YOUR GOAL
Select lines where the word "nJan" appears.

GIVEN DATA
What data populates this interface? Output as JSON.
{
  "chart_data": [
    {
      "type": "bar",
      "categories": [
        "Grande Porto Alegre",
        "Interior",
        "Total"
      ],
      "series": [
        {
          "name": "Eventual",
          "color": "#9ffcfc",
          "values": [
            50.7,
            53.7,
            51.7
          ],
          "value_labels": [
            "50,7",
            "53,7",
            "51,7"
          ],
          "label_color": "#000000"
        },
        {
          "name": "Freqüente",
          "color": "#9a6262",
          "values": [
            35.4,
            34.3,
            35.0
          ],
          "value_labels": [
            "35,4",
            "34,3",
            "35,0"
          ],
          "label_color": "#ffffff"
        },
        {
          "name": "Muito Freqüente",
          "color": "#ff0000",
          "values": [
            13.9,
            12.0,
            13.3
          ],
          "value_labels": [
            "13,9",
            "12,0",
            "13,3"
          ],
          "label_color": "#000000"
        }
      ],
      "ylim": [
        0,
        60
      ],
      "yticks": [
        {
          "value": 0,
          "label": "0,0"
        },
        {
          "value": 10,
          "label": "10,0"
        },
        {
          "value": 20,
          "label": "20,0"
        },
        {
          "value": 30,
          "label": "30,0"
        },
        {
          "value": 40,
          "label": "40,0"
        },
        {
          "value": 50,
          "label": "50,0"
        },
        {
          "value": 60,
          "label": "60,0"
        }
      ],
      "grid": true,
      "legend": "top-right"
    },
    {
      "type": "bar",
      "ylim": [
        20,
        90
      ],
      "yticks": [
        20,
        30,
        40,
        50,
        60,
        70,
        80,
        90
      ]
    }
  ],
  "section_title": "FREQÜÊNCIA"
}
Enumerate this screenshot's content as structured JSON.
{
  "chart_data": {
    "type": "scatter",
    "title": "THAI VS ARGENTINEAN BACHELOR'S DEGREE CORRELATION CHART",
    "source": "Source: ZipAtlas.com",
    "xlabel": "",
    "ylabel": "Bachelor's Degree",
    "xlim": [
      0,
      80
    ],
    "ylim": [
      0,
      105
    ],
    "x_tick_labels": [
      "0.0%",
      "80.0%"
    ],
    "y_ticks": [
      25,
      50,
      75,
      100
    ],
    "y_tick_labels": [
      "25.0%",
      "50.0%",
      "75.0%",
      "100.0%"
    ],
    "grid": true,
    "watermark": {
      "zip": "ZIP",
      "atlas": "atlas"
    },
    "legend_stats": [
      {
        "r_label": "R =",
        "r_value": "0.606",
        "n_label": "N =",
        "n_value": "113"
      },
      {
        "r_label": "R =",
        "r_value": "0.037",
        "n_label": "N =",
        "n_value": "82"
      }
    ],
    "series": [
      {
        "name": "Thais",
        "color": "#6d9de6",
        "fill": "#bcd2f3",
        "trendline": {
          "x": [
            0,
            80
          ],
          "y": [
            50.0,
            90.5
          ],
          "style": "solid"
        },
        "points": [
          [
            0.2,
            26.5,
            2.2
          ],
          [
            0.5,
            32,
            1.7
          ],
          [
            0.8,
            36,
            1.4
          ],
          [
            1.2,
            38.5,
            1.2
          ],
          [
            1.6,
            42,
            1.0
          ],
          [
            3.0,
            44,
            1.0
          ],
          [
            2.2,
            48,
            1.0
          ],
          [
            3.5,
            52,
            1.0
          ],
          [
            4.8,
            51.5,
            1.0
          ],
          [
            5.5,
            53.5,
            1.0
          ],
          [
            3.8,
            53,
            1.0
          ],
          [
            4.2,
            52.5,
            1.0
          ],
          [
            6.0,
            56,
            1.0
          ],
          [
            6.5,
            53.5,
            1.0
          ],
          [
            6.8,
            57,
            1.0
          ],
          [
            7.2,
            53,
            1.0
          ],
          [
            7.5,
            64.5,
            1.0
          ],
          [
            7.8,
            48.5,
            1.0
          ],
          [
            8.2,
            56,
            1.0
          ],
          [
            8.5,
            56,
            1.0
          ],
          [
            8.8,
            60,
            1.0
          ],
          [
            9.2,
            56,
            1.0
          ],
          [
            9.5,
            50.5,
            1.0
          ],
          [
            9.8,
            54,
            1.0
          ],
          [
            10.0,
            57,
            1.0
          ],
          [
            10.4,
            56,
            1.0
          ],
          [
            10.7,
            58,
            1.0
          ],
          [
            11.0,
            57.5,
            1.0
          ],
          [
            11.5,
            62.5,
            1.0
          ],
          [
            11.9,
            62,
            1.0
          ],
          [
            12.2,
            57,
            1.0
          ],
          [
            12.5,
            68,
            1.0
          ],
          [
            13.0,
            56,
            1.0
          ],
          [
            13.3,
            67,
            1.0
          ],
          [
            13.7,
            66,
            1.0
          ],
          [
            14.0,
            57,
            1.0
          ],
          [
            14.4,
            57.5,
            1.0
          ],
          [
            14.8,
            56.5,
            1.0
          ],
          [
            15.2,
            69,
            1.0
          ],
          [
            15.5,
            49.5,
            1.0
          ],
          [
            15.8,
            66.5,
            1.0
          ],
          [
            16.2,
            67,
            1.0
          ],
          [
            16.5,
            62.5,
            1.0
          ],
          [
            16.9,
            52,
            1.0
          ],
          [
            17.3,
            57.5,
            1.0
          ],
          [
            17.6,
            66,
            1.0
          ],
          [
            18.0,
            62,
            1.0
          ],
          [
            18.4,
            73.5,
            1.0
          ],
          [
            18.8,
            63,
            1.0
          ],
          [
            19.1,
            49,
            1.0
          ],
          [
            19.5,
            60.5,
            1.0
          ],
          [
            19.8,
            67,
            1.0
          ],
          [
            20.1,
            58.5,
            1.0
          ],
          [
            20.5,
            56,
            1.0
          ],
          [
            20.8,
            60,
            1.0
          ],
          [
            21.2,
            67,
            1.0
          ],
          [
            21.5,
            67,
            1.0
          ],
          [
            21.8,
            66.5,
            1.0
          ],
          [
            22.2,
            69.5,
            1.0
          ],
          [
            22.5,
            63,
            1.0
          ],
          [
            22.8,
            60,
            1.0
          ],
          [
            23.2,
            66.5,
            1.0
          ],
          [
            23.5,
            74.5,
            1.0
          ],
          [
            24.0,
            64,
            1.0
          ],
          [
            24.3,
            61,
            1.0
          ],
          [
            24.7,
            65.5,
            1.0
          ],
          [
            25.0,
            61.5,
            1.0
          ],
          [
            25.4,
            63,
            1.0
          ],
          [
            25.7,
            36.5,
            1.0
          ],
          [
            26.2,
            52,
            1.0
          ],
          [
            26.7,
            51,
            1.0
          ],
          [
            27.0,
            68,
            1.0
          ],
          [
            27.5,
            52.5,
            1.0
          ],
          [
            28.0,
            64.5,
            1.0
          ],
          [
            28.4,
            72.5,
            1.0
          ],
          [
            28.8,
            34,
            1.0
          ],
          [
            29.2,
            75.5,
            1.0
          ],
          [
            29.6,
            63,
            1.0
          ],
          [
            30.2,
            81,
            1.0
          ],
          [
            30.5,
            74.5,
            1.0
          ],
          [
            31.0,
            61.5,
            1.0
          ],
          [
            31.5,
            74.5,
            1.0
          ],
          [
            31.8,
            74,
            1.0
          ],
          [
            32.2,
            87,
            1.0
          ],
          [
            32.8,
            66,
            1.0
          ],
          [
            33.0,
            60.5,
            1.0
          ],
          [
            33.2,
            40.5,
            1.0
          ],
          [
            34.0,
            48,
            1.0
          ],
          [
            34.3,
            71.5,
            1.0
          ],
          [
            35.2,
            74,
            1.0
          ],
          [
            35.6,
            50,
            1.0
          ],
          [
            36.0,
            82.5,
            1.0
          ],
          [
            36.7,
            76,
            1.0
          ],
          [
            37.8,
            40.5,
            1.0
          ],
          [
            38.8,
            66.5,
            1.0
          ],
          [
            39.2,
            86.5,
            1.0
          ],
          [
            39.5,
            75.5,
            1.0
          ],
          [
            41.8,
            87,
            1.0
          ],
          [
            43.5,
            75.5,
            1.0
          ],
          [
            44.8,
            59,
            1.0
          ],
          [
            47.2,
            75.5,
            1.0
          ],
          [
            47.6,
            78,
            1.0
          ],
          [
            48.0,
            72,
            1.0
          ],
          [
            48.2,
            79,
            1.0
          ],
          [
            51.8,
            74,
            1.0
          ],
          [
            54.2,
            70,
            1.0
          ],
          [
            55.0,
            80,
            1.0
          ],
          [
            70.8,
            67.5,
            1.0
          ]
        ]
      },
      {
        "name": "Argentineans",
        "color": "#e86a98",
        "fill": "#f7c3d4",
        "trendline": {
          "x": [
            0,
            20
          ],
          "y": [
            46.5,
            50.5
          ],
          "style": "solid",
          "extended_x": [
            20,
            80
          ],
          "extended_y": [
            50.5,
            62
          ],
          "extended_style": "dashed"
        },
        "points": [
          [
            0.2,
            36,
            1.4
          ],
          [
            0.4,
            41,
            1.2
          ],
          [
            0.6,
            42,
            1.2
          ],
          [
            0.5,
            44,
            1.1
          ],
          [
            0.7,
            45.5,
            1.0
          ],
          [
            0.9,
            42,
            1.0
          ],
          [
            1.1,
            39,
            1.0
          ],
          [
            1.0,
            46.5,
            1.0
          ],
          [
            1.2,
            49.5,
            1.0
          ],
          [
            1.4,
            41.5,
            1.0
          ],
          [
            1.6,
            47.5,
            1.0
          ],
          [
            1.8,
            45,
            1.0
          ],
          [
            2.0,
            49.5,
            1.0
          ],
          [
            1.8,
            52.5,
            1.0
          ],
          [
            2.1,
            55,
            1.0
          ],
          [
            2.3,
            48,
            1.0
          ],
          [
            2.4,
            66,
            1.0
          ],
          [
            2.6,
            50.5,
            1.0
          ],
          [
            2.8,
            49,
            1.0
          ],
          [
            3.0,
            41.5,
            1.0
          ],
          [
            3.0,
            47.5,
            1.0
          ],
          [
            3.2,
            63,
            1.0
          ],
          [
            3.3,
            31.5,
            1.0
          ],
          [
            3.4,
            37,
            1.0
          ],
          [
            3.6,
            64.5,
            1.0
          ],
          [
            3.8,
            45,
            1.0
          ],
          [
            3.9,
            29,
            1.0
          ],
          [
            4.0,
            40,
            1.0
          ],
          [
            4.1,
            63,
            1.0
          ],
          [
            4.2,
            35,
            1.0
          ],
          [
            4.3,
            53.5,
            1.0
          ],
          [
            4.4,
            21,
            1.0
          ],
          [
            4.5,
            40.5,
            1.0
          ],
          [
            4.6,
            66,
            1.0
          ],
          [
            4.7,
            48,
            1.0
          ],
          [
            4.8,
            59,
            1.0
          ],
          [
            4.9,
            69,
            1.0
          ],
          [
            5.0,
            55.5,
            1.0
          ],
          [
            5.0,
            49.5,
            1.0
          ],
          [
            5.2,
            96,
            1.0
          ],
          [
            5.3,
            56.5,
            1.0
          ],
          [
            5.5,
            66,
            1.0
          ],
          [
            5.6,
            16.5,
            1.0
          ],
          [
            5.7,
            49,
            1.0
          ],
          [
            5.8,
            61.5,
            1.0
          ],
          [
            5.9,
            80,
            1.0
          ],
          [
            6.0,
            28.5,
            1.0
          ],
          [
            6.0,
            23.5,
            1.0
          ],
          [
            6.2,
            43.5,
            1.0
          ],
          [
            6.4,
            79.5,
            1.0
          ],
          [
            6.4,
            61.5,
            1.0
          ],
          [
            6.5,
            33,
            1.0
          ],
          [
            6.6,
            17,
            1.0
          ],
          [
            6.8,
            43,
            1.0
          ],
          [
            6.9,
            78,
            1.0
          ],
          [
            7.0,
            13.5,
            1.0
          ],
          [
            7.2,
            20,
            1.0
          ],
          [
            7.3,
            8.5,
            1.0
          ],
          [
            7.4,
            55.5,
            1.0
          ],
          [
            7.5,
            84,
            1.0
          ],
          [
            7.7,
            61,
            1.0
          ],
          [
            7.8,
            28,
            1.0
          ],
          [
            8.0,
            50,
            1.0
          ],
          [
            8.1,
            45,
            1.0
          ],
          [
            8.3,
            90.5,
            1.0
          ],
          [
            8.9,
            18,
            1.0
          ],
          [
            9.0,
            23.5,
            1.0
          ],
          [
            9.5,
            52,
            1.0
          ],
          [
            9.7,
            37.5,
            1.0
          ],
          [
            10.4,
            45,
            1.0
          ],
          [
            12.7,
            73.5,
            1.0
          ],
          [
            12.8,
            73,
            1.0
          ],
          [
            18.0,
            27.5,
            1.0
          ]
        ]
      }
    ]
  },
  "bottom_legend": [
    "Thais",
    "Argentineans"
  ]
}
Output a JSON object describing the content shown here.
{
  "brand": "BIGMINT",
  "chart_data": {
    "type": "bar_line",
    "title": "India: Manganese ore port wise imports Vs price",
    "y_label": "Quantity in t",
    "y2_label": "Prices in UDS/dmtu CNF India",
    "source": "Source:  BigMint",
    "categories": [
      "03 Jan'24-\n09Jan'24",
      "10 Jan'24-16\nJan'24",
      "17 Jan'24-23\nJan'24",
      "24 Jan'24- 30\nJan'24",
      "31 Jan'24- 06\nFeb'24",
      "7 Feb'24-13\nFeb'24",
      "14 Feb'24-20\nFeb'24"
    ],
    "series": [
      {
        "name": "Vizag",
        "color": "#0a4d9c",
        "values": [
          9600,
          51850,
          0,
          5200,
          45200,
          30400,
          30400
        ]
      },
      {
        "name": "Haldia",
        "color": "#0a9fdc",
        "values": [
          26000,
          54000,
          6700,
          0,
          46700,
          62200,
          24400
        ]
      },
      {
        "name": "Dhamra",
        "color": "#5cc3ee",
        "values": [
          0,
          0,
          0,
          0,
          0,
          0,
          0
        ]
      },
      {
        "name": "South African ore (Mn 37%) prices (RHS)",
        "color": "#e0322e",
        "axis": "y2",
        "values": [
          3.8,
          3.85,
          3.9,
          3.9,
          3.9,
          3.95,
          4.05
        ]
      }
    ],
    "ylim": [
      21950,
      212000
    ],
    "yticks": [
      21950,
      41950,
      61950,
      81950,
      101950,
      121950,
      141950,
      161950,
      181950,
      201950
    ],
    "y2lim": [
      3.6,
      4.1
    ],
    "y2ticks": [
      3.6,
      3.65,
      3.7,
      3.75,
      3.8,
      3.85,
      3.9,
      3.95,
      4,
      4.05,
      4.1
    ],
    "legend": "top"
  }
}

EXERCISE OUTPUT
      "10 Jan'24-16\nJan'24",
      "17 Jan'24-23\nJan'24",
      "24 Jan'24- 30\nJan'24",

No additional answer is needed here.